Aim
Find the word "Palmerston" in the records below. List each line containing it.

Supplied material

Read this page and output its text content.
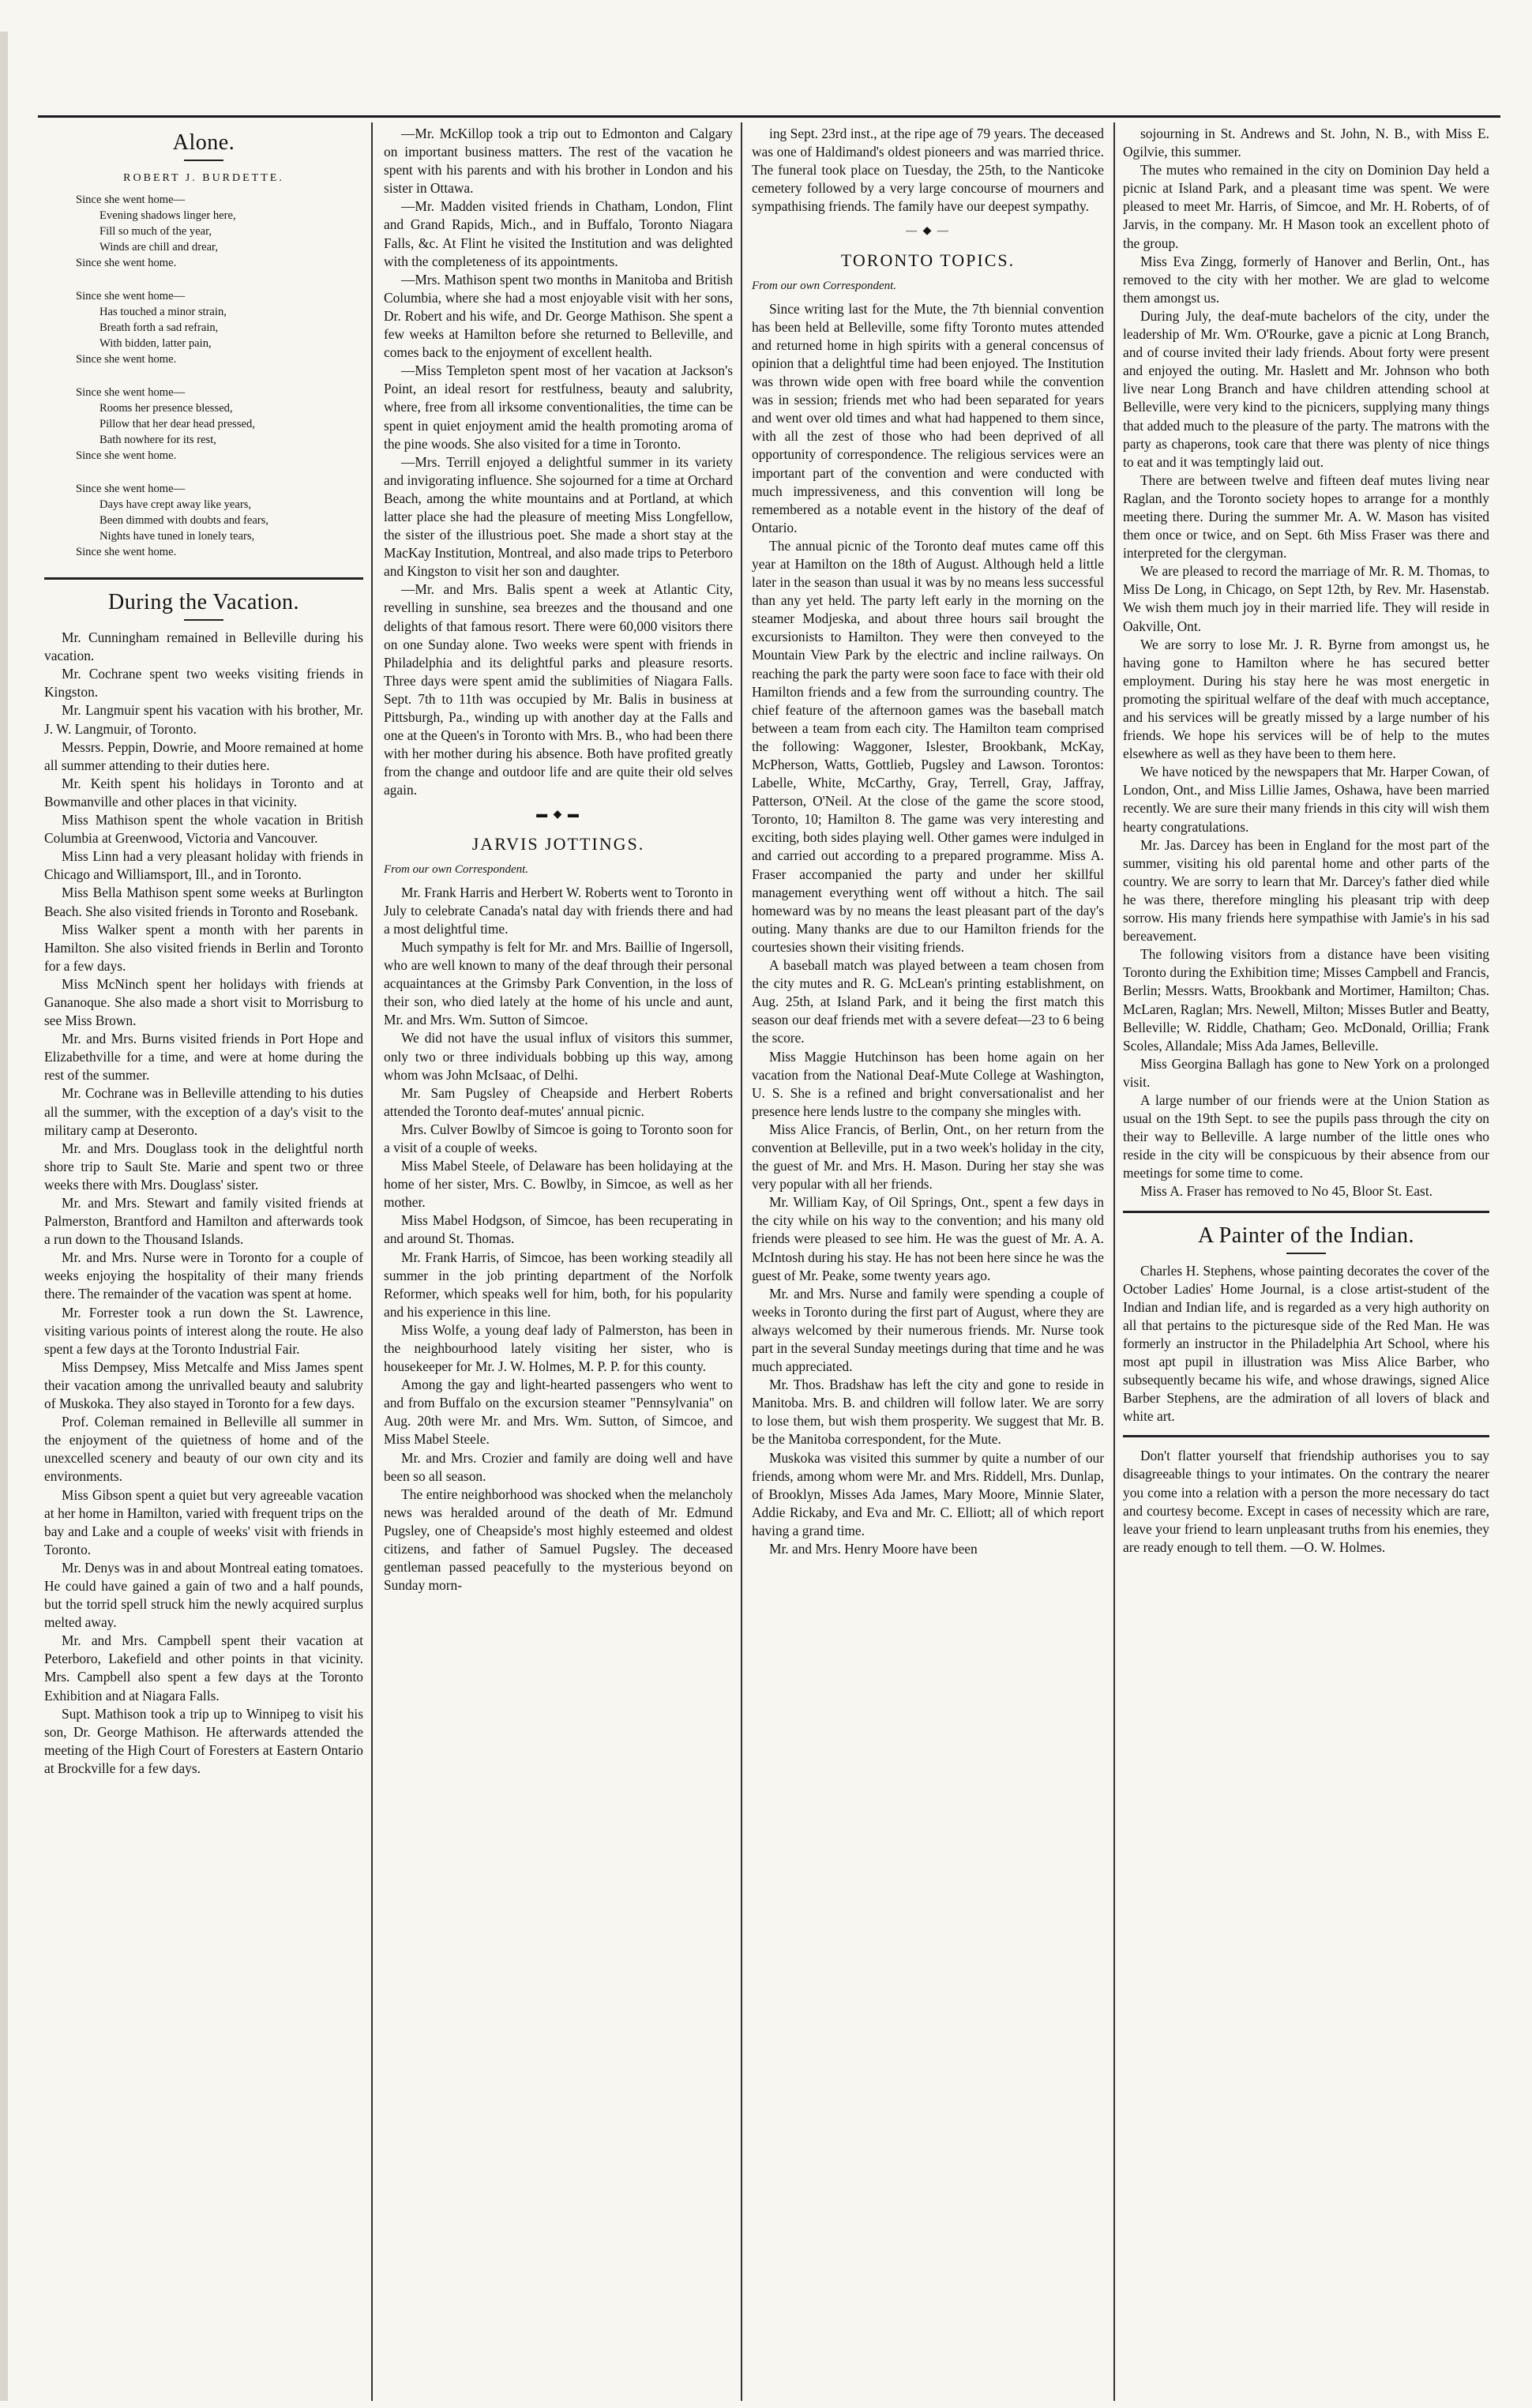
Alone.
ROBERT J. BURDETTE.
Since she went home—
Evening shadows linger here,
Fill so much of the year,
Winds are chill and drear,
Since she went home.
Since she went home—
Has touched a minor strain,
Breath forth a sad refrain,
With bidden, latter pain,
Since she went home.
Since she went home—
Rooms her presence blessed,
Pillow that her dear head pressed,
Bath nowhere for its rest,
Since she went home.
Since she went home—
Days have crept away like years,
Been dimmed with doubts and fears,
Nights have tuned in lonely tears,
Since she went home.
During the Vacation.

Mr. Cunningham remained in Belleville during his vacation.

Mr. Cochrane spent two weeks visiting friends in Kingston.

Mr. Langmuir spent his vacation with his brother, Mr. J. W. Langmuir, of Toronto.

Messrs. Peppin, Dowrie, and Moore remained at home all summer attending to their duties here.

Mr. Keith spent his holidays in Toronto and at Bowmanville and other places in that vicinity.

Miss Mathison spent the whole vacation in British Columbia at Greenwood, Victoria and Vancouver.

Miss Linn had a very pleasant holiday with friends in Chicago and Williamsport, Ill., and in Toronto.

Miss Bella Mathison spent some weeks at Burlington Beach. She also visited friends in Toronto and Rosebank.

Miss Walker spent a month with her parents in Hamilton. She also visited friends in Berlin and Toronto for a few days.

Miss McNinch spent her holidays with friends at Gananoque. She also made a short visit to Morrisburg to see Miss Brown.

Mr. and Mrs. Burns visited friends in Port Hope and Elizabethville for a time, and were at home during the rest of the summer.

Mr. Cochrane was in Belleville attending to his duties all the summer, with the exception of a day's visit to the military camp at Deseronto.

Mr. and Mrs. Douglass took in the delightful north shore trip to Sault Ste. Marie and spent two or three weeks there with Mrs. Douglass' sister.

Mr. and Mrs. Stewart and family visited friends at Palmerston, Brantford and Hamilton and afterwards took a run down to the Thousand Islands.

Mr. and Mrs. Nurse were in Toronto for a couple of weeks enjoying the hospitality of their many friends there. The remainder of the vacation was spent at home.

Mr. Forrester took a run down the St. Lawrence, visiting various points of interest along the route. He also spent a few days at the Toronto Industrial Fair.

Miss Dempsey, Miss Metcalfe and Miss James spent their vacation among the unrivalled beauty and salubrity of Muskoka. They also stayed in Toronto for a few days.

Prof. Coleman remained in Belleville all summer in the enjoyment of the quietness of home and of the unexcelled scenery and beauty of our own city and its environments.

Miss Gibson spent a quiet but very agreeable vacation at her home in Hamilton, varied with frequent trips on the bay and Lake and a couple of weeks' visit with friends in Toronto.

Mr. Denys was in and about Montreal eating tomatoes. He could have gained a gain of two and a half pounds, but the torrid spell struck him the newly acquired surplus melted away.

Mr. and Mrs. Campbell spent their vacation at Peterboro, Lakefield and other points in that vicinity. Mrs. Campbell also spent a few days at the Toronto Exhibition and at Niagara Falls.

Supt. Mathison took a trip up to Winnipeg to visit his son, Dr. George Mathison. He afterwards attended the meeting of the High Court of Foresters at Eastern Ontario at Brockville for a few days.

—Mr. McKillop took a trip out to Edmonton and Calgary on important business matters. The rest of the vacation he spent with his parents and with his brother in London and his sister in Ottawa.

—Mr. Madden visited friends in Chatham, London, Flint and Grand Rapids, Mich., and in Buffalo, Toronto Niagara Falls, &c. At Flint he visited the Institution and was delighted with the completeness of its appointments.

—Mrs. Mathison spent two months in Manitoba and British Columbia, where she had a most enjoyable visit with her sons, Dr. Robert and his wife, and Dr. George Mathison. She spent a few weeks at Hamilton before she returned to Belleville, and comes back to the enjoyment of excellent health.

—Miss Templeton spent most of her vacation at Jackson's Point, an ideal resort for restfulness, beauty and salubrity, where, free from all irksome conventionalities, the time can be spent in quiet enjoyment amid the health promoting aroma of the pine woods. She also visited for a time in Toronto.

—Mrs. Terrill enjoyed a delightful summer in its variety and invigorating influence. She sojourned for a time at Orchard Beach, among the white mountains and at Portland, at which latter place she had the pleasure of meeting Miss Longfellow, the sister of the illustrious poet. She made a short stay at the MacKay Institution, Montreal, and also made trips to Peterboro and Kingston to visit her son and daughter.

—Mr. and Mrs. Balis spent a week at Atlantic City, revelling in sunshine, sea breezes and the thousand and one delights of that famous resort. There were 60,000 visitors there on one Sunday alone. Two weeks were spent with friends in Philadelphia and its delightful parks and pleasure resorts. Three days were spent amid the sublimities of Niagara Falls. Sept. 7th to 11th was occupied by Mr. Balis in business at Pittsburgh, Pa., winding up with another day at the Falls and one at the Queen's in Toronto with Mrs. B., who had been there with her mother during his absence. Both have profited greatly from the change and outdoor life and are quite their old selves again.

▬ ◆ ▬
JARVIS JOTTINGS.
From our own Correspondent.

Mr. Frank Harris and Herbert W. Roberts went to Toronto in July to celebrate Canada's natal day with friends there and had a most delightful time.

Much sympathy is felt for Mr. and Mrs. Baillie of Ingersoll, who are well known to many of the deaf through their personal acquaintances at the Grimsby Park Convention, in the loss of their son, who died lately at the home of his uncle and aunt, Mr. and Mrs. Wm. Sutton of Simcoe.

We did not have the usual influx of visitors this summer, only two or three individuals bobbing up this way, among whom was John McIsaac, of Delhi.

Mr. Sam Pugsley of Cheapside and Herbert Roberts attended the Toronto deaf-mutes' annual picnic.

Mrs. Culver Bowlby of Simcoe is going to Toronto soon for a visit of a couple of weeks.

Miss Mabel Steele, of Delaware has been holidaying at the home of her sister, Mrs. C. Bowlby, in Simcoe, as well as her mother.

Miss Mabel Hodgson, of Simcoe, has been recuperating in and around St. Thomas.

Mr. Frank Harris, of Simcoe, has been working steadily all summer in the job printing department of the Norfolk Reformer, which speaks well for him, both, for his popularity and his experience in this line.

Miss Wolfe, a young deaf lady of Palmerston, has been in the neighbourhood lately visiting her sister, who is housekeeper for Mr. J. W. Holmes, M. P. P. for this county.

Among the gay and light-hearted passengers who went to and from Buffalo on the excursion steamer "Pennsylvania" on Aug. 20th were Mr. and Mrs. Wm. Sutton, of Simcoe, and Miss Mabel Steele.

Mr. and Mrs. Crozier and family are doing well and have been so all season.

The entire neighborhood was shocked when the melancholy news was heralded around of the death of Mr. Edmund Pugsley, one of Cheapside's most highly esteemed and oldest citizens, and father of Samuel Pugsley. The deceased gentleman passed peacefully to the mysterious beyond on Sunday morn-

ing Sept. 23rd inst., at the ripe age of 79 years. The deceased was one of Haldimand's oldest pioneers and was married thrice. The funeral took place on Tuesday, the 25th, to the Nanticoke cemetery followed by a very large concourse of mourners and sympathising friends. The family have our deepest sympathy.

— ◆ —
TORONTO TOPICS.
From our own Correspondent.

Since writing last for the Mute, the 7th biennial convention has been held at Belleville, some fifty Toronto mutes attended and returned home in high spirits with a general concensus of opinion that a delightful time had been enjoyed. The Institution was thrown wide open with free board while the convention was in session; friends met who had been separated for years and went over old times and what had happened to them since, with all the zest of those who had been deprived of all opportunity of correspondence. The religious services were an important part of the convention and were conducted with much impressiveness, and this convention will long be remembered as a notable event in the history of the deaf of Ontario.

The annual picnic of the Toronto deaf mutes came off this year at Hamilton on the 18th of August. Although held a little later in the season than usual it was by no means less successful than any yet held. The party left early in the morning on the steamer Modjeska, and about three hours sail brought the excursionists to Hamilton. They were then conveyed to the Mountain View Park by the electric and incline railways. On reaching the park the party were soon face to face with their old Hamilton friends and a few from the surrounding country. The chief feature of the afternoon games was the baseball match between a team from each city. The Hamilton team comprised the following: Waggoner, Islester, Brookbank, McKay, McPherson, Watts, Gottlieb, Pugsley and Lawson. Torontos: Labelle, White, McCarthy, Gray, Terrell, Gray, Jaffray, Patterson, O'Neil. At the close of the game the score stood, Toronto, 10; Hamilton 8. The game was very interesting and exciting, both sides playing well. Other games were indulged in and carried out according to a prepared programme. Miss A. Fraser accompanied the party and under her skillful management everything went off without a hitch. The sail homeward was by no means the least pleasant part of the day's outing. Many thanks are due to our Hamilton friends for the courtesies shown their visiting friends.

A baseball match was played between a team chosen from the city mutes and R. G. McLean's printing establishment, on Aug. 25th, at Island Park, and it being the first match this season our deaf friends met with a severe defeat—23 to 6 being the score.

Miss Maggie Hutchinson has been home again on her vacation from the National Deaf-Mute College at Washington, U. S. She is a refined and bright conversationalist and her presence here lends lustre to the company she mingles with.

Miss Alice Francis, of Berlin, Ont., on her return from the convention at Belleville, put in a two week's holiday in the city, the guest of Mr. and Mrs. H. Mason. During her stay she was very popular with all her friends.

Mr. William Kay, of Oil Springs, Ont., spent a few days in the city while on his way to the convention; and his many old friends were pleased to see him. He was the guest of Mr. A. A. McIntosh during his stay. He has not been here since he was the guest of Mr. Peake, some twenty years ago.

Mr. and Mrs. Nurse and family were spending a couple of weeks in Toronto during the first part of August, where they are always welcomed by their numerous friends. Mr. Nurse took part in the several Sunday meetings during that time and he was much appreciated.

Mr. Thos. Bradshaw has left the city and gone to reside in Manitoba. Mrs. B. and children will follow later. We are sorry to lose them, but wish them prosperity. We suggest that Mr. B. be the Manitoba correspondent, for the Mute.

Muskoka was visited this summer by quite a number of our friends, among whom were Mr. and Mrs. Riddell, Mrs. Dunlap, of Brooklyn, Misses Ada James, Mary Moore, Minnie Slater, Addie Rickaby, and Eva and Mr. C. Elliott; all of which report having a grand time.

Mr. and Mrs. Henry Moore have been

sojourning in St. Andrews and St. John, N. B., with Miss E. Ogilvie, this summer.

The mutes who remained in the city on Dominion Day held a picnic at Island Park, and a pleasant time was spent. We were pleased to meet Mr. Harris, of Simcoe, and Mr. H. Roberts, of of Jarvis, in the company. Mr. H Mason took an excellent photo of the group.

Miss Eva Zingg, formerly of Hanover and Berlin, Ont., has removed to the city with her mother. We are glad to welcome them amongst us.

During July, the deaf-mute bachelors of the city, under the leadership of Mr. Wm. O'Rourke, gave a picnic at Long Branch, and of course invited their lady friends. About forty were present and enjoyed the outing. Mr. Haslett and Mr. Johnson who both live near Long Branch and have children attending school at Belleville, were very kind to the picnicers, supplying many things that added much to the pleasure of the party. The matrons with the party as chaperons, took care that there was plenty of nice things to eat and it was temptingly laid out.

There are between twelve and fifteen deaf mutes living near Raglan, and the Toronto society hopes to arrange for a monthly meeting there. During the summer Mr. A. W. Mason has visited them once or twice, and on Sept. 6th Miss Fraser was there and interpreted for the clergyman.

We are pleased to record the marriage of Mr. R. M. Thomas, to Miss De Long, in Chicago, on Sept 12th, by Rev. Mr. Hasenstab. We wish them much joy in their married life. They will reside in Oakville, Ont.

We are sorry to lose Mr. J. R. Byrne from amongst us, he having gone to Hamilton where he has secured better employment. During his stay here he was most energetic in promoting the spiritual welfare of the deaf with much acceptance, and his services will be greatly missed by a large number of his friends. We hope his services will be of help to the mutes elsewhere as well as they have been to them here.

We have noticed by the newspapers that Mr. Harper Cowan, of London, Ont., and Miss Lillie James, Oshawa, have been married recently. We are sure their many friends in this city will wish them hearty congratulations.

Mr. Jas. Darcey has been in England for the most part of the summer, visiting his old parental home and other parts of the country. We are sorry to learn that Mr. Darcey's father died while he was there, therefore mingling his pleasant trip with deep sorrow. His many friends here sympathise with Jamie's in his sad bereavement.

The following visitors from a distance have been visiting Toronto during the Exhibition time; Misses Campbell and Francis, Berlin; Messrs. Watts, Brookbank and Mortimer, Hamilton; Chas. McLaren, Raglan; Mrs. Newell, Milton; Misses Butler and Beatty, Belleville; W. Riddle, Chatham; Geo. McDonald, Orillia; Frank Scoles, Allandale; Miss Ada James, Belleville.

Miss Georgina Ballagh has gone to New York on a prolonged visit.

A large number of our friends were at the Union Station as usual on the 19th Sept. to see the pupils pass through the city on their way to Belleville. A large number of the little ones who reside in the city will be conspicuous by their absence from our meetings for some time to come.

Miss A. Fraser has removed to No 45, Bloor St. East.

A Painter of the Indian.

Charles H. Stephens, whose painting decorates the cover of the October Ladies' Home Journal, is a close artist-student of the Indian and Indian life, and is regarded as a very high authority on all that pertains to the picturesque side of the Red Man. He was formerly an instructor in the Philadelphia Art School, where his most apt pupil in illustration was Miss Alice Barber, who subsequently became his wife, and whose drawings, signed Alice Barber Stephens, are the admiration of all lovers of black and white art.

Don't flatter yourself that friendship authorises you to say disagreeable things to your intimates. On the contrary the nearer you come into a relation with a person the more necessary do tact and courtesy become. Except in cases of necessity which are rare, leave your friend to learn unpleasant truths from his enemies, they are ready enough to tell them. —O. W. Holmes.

Exercise solution
Mr. and Mrs. Stewart and family visited friends at Palmerston, Brantford and Hamilton and afterwards took a run down to the Thousand Islands.
Miss Wolfe, a young deaf lady of Palmerston, has been in the neighbourhood lately visiting her sister, who is housekeeper for Mr. J. W. Holmes, M. P. P. for this county.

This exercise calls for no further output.